• **Task details**:
Reproduce the data below in full and exclude every picture.

──────

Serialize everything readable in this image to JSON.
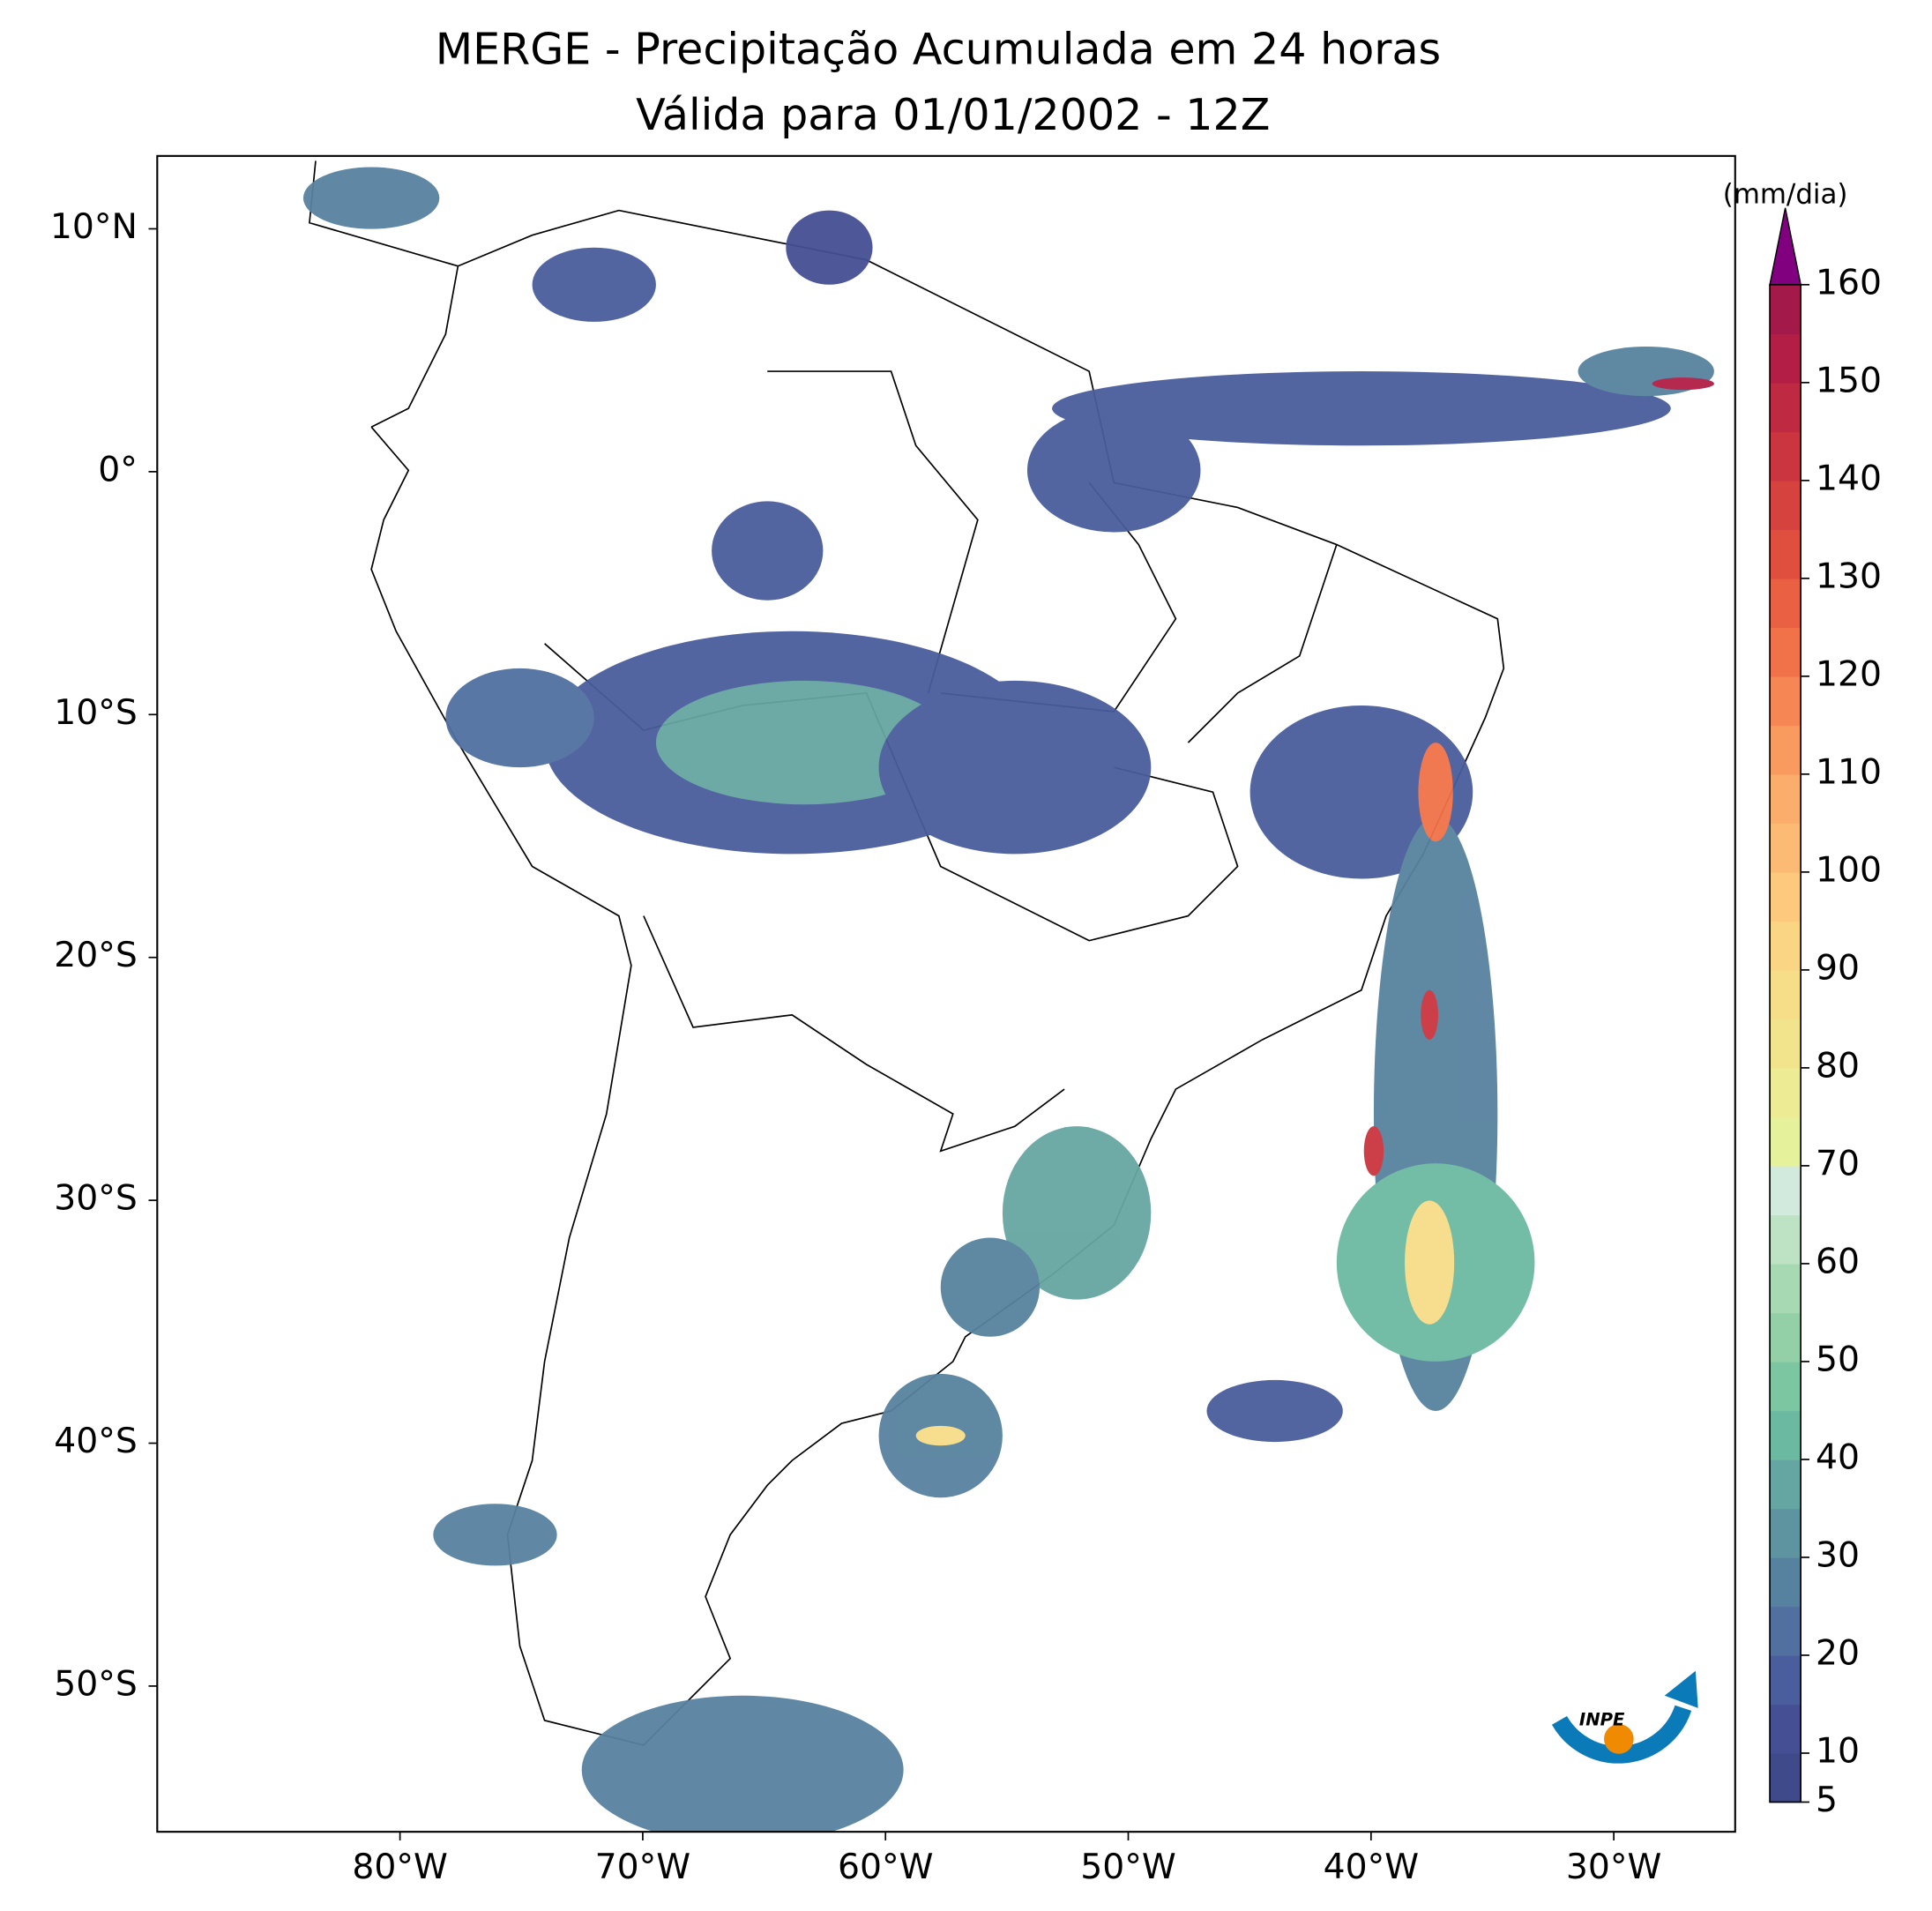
{
  "map_data": {
    "title": [
      "MERGE - Precipitação Acumulada em 24 horas",
      "Válida para 01/01/2002 - 12Z"
    ],
    "xlim": [
      -90,
      -25
    ],
    "ylim": [
      -56,
      13
    ],
    "xticks": [
      {
        "value": -80,
        "label": "80°W"
      },
      {
        "value": -70,
        "label": "70°W"
      },
      {
        "value": -60,
        "label": "60°W"
      },
      {
        "value": -50,
        "label": "50°W"
      },
      {
        "value": -40,
        "label": "40°W"
      },
      {
        "value": -30,
        "label": "30°W"
      }
    ],
    "yticks": [
      {
        "value": 10,
        "label": "10°N"
      },
      {
        "value": 0,
        "label": "0°"
      },
      {
        "value": -10,
        "label": "10°S"
      },
      {
        "value": -20,
        "label": "20°S"
      },
      {
        "value": -30,
        "label": "30°S"
      },
      {
        "value": -40,
        "label": "40°S"
      },
      {
        "value": -50,
        "label": "50°S"
      }
    ],
    "colorbar": {
      "unit": "(mm/dia)",
      "levels": [
        5,
        10,
        15,
        20,
        25,
        30,
        35,
        40,
        45,
        50,
        55,
        60,
        65,
        70,
        75,
        80,
        85,
        90,
        95,
        100,
        105,
        110,
        115,
        120,
        125,
        130,
        135,
        140,
        145,
        150,
        155,
        160
      ],
      "colors": [
        "#3f4a8a",
        "#444f94",
        "#4a5d9c",
        "#5170a0",
        "#57829f",
        "#5e93a0",
        "#66a6a2",
        "#6cb9a2",
        "#7cc6a2",
        "#93d0a7",
        "#a7d9b2",
        "#bde2c4",
        "#d2eadd",
        "#e6f19c",
        "#edec94",
        "#f1e48d",
        "#f6dd88",
        "#fad584",
        "#fcc97d",
        "#fcbb74",
        "#fbad6b",
        "#f99a5f",
        "#f68653",
        "#f17249",
        "#ea6042",
        "#e04f3e",
        "#d6423d",
        "#cb353f",
        "#bf2942",
        "#b21e46",
        "#a31a4a"
      ],
      "over_color": "#800080",
      "ticks": [
        5,
        10,
        20,
        30,
        40,
        50,
        60,
        70,
        80,
        90,
        100,
        110,
        120,
        130,
        140,
        150,
        160
      ]
    },
    "logo": "INPE"
  }
}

──────

• **Written response**:
Serialize everything readable in this image to JSON.
{
  "map_data": {
    "title": [
      "MERGE - Precipitação Acumulada em 24 horas",
      "Válida para 01/01/2002 - 12Z"
    ],
    "xlim": [
      -90,
      -25
    ],
    "ylim": [
      -56,
      13
    ],
    "xticks": [
      {
        "value": -80,
        "label": "80°W"
      },
      {
        "value": -70,
        "label": "70°W"
      },
      {
        "value": -60,
        "label": "60°W"
      },
      {
        "value": -50,
        "label": "50°W"
      },
      {
        "value": -40,
        "label": "40°W"
      },
      {
        "value": -30,
        "label": "30°W"
      }
    ],
    "yticks": [
      {
        "value": 10,
        "label": "10°N"
      },
      {
        "value": 0,
        "label": "0°"
      },
      {
        "value": -10,
        "label": "10°S"
      },
      {
        "value": -20,
        "label": "20°S"
      },
      {
        "value": -30,
        "label": "30°S"
      },
      {
        "value": -40,
        "label": "40°S"
      },
      {
        "value": -50,
        "label": "50°S"
      }
    ],
    "colorbar": {
      "unit": "(mm/dia)",
      "levels": [
        5,
        10,
        15,
        20,
        25,
        30,
        35,
        40,
        45,
        50,
        55,
        60,
        65,
        70,
        75,
        80,
        85,
        90,
        95,
        100,
        105,
        110,
        115,
        120,
        125,
        130,
        135,
        140,
        145,
        150,
        155,
        160
      ],
      "colors": [
        "#3f4a8a",
        "#444f94",
        "#4a5d9c",
        "#5170a0",
        "#57829f",
        "#5e93a0",
        "#66a6a2",
        "#6cb9a2",
        "#7cc6a2",
        "#93d0a7",
        "#a7d9b2",
        "#bde2c4",
        "#d2eadd",
        "#e6f19c",
        "#edec94",
        "#f1e48d",
        "#f6dd88",
        "#fad584",
        "#fcc97d",
        "#fcbb74",
        "#fbad6b",
        "#f99a5f",
        "#f68653",
        "#f17249",
        "#ea6042",
        "#e04f3e",
        "#d6423d",
        "#cb353f",
        "#bf2942",
        "#b21e46",
        "#a31a4a"
      ],
      "over_color": "#800080",
      "ticks": [
        5,
        10,
        20,
        30,
        40,
        50,
        60,
        70,
        80,
        90,
        100,
        110,
        120,
        130,
        140,
        150,
        160
      ]
    },
    "logo": "INPE"
  }
}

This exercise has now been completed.